▸ TASK TO CARRY OUT
Identify the lines holding "this" and copy them.

▸ ENTRIES SUPPLIED
----------

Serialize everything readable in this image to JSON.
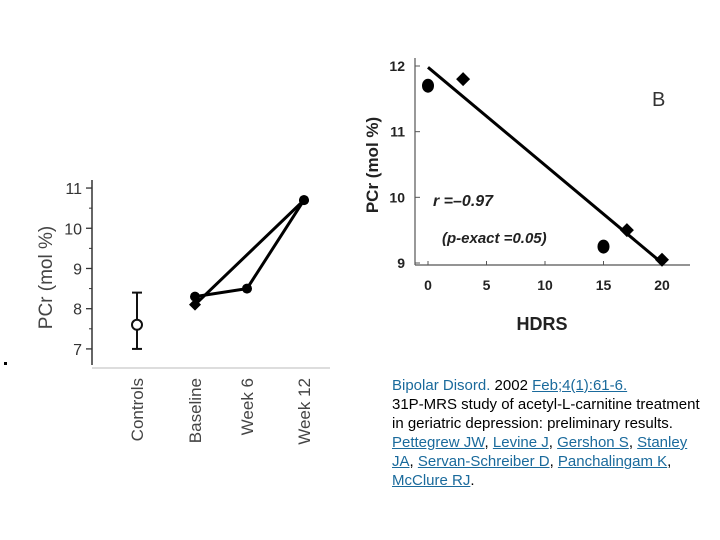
{
  "chart_data": [
    {
      "id": "A",
      "type": "line",
      "ylabel": "PCr (mol %)",
      "ylim": [
        6.6,
        11.2
      ],
      "yticks": [
        7,
        8,
        9,
        10,
        11
      ],
      "categories": [
        "Controls",
        "Baseline",
        "Week 6",
        "Week 12"
      ],
      "controls_point": {
        "category": "Controls",
        "value": 7.6,
        "error_low": 7.0,
        "error_high": 8.4
      },
      "series": [
        {
          "values": [
            null,
            8.3,
            8.5,
            10.7
          ]
        },
        {
          "values": [
            null,
            8.1,
            null,
            10.7
          ]
        }
      ]
    },
    {
      "id": "B",
      "type": "scatter",
      "panel_label": "B",
      "xlabel": "HDRS",
      "ylabel": "PCr (mol %)",
      "xlim": [
        -1,
        22
      ],
      "ylim": [
        8.85,
        12.15
      ],
      "xticks": [
        0,
        5,
        10,
        15,
        20
      ],
      "yticks": [
        9,
        10,
        11,
        12
      ],
      "points": [
        {
          "x": 0,
          "y": 11.7,
          "marker": "circle"
        },
        {
          "x": 3,
          "y": 11.8,
          "marker": "diamond"
        },
        {
          "x": 15,
          "y": 9.25,
          "marker": "circle"
        },
        {
          "x": 17,
          "y": 9.5,
          "marker": "diamond"
        },
        {
          "x": 20,
          "y": 9.05,
          "marker": "diamond"
        }
      ],
      "fit_line": {
        "x": [
          0,
          20
        ],
        "y": [
          11.98,
          9.0
        ]
      },
      "annotations": {
        "r": "r =–0.97",
        "p": "(p-exact =0.05)"
      }
    }
  ],
  "citation": {
    "journal": "Bipolar Disord.",
    "date_prefix": " 2002 ",
    "date_link": "Feb;4(1):61-6.",
    "title": "31P-MRS study of acetyl-L-carnitine treatment in geriatric depression: preliminary results.",
    "authors": [
      "Pettegrew JW",
      "Levine J",
      "Gershon S",
      "Stanley JA",
      "Servan-Schreiber D",
      "Panchalingam K",
      "McClure RJ"
    ]
  }
}
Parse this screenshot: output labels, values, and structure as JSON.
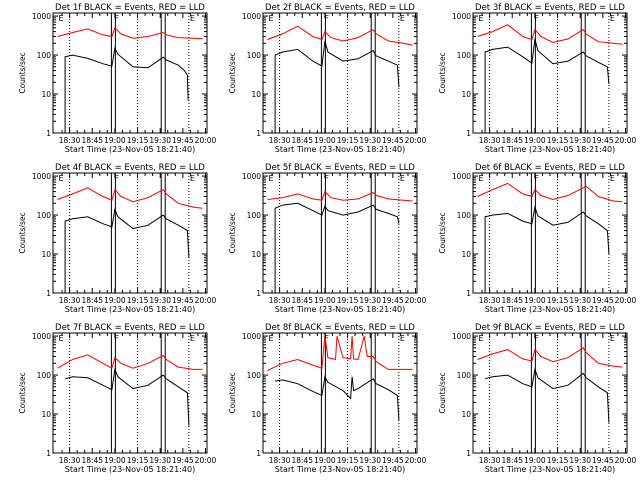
{
  "figure": {
    "xlabel": "Start Time (23-Nov-05 18:21:40)",
    "ylabel": "Counts/sec",
    "x_tick_labels": [
      "18:30",
      "18:45",
      "19:00",
      "19:15",
      "19:30",
      "19:45",
      "20:00"
    ],
    "y_tick_labels": [
      "1",
      "10",
      "100",
      "1000"
    ],
    "colors": {
      "events": "#000000",
      "lld": "#ff0000",
      "axes": "#000000",
      "background": "#ffffff"
    }
  },
  "chart_data": [
    {
      "type": "line",
      "title": "Det 1f BLACK = Events, RED = LLD",
      "x_range_min": [
        -3,
        99
      ],
      "ylim": [
        1,
        1200
      ],
      "yscale": "log",
      "markers": [
        {
          "x": 0,
          "label": "E"
        },
        {
          "x": 37,
          "label": "F"
        },
        {
          "x": 87,
          "label": "E"
        }
      ],
      "bars": [
        37,
        70
      ],
      "dotted_lines": [
        8,
        53,
        87
      ],
      "events": [
        [
          5,
          0
        ],
        [
          5,
          90
        ],
        [
          10,
          100
        ],
        [
          20,
          82
        ],
        [
          30,
          60
        ],
        [
          36,
          52
        ],
        [
          38,
          150
        ],
        [
          40,
          105
        ],
        [
          50,
          50
        ],
        [
          60,
          47
        ],
        [
          70,
          88
        ],
        [
          72,
          75
        ],
        [
          80,
          55
        ],
        [
          84,
          40
        ],
        [
          86,
          30
        ],
        [
          86.5,
          7
        ]
      ],
      "lld": [
        [
          0,
          300
        ],
        [
          10,
          380
        ],
        [
          20,
          470
        ],
        [
          30,
          330
        ],
        [
          36,
          300
        ],
        [
          38,
          500
        ],
        [
          42,
          350
        ],
        [
          50,
          270
        ],
        [
          60,
          300
        ],
        [
          70,
          380
        ],
        [
          72,
          330
        ],
        [
          80,
          280
        ],
        [
          90,
          270
        ],
        [
          96,
          265
        ]
      ]
    },
    {
      "type": "line",
      "title": "Det 2f BLACK = Events, RED = LLD",
      "x_range_min": [
        -3,
        99
      ],
      "ylim": [
        1,
        1200
      ],
      "yscale": "log",
      "markers": [
        {
          "x": 0,
          "label": "E"
        },
        {
          "x": 37,
          "label": "F"
        },
        {
          "x": 87,
          "label": "E"
        }
      ],
      "bars": [
        37,
        70
      ],
      "dotted_lines": [
        8,
        53,
        87
      ],
      "events": [
        [
          5,
          0
        ],
        [
          5,
          100
        ],
        [
          10,
          120
        ],
        [
          20,
          140
        ],
        [
          30,
          70
        ],
        [
          36,
          52
        ],
        [
          38,
          230
        ],
        [
          40,
          120
        ],
        [
          50,
          70
        ],
        [
          60,
          80
        ],
        [
          70,
          130
        ],
        [
          72,
          95
        ],
        [
          80,
          70
        ],
        [
          86,
          55
        ],
        [
          87,
          15
        ]
      ],
      "lld": [
        [
          0,
          250
        ],
        [
          10,
          350
        ],
        [
          20,
          550
        ],
        [
          30,
          300
        ],
        [
          36,
          250
        ],
        [
          38,
          400
        ],
        [
          42,
          280
        ],
        [
          50,
          230
        ],
        [
          60,
          280
        ],
        [
          70,
          450
        ],
        [
          72,
          350
        ],
        [
          80,
          230
        ],
        [
          90,
          200
        ],
        [
          96,
          180
        ]
      ]
    },
    {
      "type": "line",
      "title": "Det 3f BLACK = Events, RED = LLD",
      "x_range_min": [
        -3,
        99
      ],
      "ylim": [
        1,
        1200
      ],
      "yscale": "log",
      "markers": [
        {
          "x": 0,
          "label": "E"
        },
        {
          "x": 37,
          "label": "F"
        },
        {
          "x": 87,
          "label": "E"
        }
      ],
      "bars": [
        37,
        70
      ],
      "dotted_lines": [
        8,
        53,
        87
      ],
      "events": [
        [
          5,
          0
        ],
        [
          5,
          120
        ],
        [
          10,
          140
        ],
        [
          20,
          160
        ],
        [
          30,
          90
        ],
        [
          36,
          62
        ],
        [
          38,
          260
        ],
        [
          40,
          130
        ],
        [
          50,
          60
        ],
        [
          60,
          70
        ],
        [
          70,
          120
        ],
        [
          72,
          95
        ],
        [
          80,
          65
        ],
        [
          86,
          50
        ],
        [
          87,
          18
        ]
      ],
      "lld": [
        [
          0,
          300
        ],
        [
          10,
          400
        ],
        [
          20,
          600
        ],
        [
          30,
          300
        ],
        [
          36,
          250
        ],
        [
          38,
          450
        ],
        [
          42,
          300
        ],
        [
          50,
          210
        ],
        [
          60,
          260
        ],
        [
          70,
          450
        ],
        [
          72,
          350
        ],
        [
          80,
          220
        ],
        [
          90,
          200
        ],
        [
          96,
          190
        ]
      ]
    },
    {
      "type": "line",
      "title": "Det 4f BLACK = Events, RED = LLD",
      "x_range_min": [
        -3,
        99
      ],
      "ylim": [
        1,
        1200
      ],
      "yscale": "log",
      "markers": [
        {
          "x": 0,
          "label": "E"
        },
        {
          "x": 37,
          "label": "F"
        },
        {
          "x": 87,
          "label": "E"
        }
      ],
      "bars": [
        37,
        70
      ],
      "dotted_lines": [
        8,
        53,
        87
      ],
      "events": [
        [
          5,
          0
        ],
        [
          5,
          70
        ],
        [
          10,
          80
        ],
        [
          20,
          90
        ],
        [
          30,
          60
        ],
        [
          36,
          50
        ],
        [
          38,
          140
        ],
        [
          40,
          90
        ],
        [
          50,
          45
        ],
        [
          60,
          55
        ],
        [
          70,
          100
        ],
        [
          72,
          80
        ],
        [
          80,
          55
        ],
        [
          86,
          40
        ],
        [
          87,
          8
        ]
      ],
      "lld": [
        [
          0,
          250
        ],
        [
          10,
          350
        ],
        [
          20,
          500
        ],
        [
          30,
          300
        ],
        [
          36,
          240
        ],
        [
          38,
          450
        ],
        [
          42,
          300
        ],
        [
          50,
          220
        ],
        [
          60,
          280
        ],
        [
          70,
          450
        ],
        [
          72,
          350
        ],
        [
          80,
          200
        ],
        [
          90,
          160
        ],
        [
          96,
          150
        ]
      ]
    },
    {
      "type": "line",
      "title": "Det 5f BLACK = Events, RED = LLD",
      "x_range_min": [
        -3,
        99
      ],
      "ylim": [
        1,
        1200
      ],
      "yscale": "log",
      "markers": [
        {
          "x": 0,
          "label": "E"
        },
        {
          "x": 37,
          "label": "F"
        },
        {
          "x": 87,
          "label": "E"
        }
      ],
      "bars": [
        37,
        70
      ],
      "dotted_lines": [
        8,
        53,
        87
      ],
      "events": [
        [
          5,
          0
        ],
        [
          5,
          150
        ],
        [
          10,
          180
        ],
        [
          20,
          200
        ],
        [
          30,
          130
        ],
        [
          36,
          100
        ],
        [
          38,
          170
        ],
        [
          40,
          130
        ],
        [
          50,
          100
        ],
        [
          60,
          120
        ],
        [
          70,
          180
        ],
        [
          72,
          140
        ],
        [
          80,
          110
        ],
        [
          86,
          90
        ],
        [
          87,
          60
        ]
      ],
      "lld": [
        [
          0,
          250
        ],
        [
          10,
          280
        ],
        [
          20,
          350
        ],
        [
          30,
          260
        ],
        [
          36,
          240
        ],
        [
          38,
          400
        ],
        [
          42,
          280
        ],
        [
          50,
          240
        ],
        [
          60,
          260
        ],
        [
          70,
          380
        ],
        [
          72,
          320
        ],
        [
          80,
          260
        ],
        [
          90,
          240
        ],
        [
          96,
          230
        ]
      ]
    },
    {
      "type": "line",
      "title": "Det 6f BLACK = Events, RED = LLD",
      "x_range_min": [
        -3,
        99
      ],
      "ylim": [
        1,
        1200
      ],
      "yscale": "log",
      "markers": [
        {
          "x": 0,
          "label": "E"
        },
        {
          "x": 37,
          "label": "F"
        },
        {
          "x": 87,
          "label": "E"
        }
      ],
      "bars": [
        37,
        70
      ],
      "dotted_lines": [
        8,
        53,
        87
      ],
      "events": [
        [
          5,
          0
        ],
        [
          5,
          90
        ],
        [
          10,
          100
        ],
        [
          20,
          110
        ],
        [
          30,
          70
        ],
        [
          36,
          60
        ],
        [
          38,
          160
        ],
        [
          40,
          95
        ],
        [
          50,
          55
        ],
        [
          60,
          65
        ],
        [
          70,
          120
        ],
        [
          72,
          95
        ],
        [
          80,
          60
        ],
        [
          86,
          40
        ],
        [
          87,
          10
        ]
      ],
      "lld": [
        [
          0,
          300
        ],
        [
          10,
          450
        ],
        [
          20,
          650
        ],
        [
          30,
          350
        ],
        [
          36,
          300
        ],
        [
          38,
          450
        ],
        [
          42,
          320
        ],
        [
          50,
          250
        ],
        [
          60,
          320
        ],
        [
          70,
          500
        ],
        [
          72,
          550
        ],
        [
          80,
          300
        ],
        [
          90,
          230
        ],
        [
          96,
          220
        ]
      ]
    },
    {
      "type": "line",
      "title": "Det 7f BLACK = Events, RED = LLD",
      "x_range_min": [
        -3,
        99
      ],
      "ylim": [
        1,
        1200
      ],
      "yscale": "log",
      "markers": [
        {
          "x": 0,
          "label": "E"
        },
        {
          "x": 37,
          "label": "F"
        },
        {
          "x": 87,
          "label": "E"
        }
      ],
      "bars": [
        37,
        70
      ],
      "dotted_lines": [
        8,
        53,
        87
      ],
      "events": [
        [
          5,
          80
        ],
        [
          10,
          90
        ],
        [
          20,
          85
        ],
        [
          30,
          55
        ],
        [
          36,
          42
        ],
        [
          38,
          140
        ],
        [
          40,
          90
        ],
        [
          50,
          45
        ],
        [
          60,
          55
        ],
        [
          70,
          100
        ],
        [
          72,
          80
        ],
        [
          80,
          50
        ],
        [
          86,
          35
        ],
        [
          87,
          5
        ]
      ],
      "lld": [
        [
          0,
          150
        ],
        [
          10,
          250
        ],
        [
          20,
          330
        ],
        [
          30,
          200
        ],
        [
          36,
          150
        ],
        [
          38,
          280
        ],
        [
          42,
          200
        ],
        [
          50,
          150
        ],
        [
          60,
          200
        ],
        [
          70,
          320
        ],
        [
          72,
          250
        ],
        [
          80,
          160
        ],
        [
          90,
          140
        ],
        [
          96,
          140
        ]
      ]
    },
    {
      "type": "line",
      "title": "Det 8f BLACK = Events, RED = LLD",
      "x_range_min": [
        -3,
        99
      ],
      "ylim": [
        1,
        1200
      ],
      "yscale": "log",
      "markers": [
        {
          "x": 0,
          "label": "E"
        },
        {
          "x": 37,
          "label": "F"
        },
        {
          "x": 87,
          "label": "E"
        }
      ],
      "bars": [
        37,
        70
      ],
      "dotted_lines": [
        8,
        53,
        87
      ],
      "events": [
        [
          5,
          70
        ],
        [
          10,
          75
        ],
        [
          20,
          60
        ],
        [
          30,
          38
        ],
        [
          36,
          30
        ],
        [
          38,
          90
        ],
        [
          40,
          65
        ],
        [
          50,
          40
        ],
        [
          55,
          25
        ],
        [
          56,
          90
        ],
        [
          57,
          40
        ],
        [
          60,
          45
        ],
        [
          70,
          80
        ],
        [
          72,
          60
        ],
        [
          80,
          42
        ],
        [
          86,
          30
        ],
        [
          87,
          7
        ]
      ],
      "lld": [
        [
          0,
          130
        ],
        [
          10,
          200
        ],
        [
          20,
          250
        ],
        [
          30,
          180
        ],
        [
          36,
          150
        ],
        [
          38,
          1000
        ],
        [
          40,
          280
        ],
        [
          45,
          250
        ],
        [
          46,
          1000
        ],
        [
          50,
          280
        ],
        [
          55,
          260
        ],
        [
          56,
          1000
        ],
        [
          57,
          260
        ],
        [
          60,
          250
        ],
        [
          64,
          1000
        ],
        [
          66,
          300
        ],
        [
          70,
          300
        ],
        [
          72,
          220
        ],
        [
          80,
          140
        ],
        [
          90,
          140
        ],
        [
          96,
          140
        ]
      ]
    },
    {
      "type": "line",
      "title": "Det 9f BLACK = Events, RED = LLD",
      "x_range_min": [
        -3,
        99
      ],
      "ylim": [
        1,
        1200
      ],
      "yscale": "log",
      "markers": [
        {
          "x": 0,
          "label": "E"
        },
        {
          "x": 37,
          "label": "F"
        },
        {
          "x": 87,
          "label": "E"
        }
      ],
      "bars": [
        37,
        70
      ],
      "dotted_lines": [
        8,
        53,
        87
      ],
      "events": [
        [
          5,
          80
        ],
        [
          10,
          90
        ],
        [
          20,
          100
        ],
        [
          30,
          60
        ],
        [
          36,
          50
        ],
        [
          38,
          140
        ],
        [
          40,
          85
        ],
        [
          50,
          45
        ],
        [
          60,
          55
        ],
        [
          70,
          110
        ],
        [
          72,
          85
        ],
        [
          80,
          50
        ],
        [
          86,
          35
        ],
        [
          87,
          6
        ]
      ],
      "lld": [
        [
          0,
          250
        ],
        [
          10,
          350
        ],
        [
          20,
          450
        ],
        [
          30,
          260
        ],
        [
          36,
          230
        ],
        [
          38,
          450
        ],
        [
          42,
          300
        ],
        [
          50,
          220
        ],
        [
          60,
          280
        ],
        [
          70,
          500
        ],
        [
          72,
          380
        ],
        [
          80,
          200
        ],
        [
          90,
          170
        ],
        [
          96,
          160
        ]
      ]
    }
  ]
}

----------

▸ ANSWER TO THE PROBLEM
Serialize everything readable in this image to JSON.
Parse this screenshot: output labels, values, and structure as JSON.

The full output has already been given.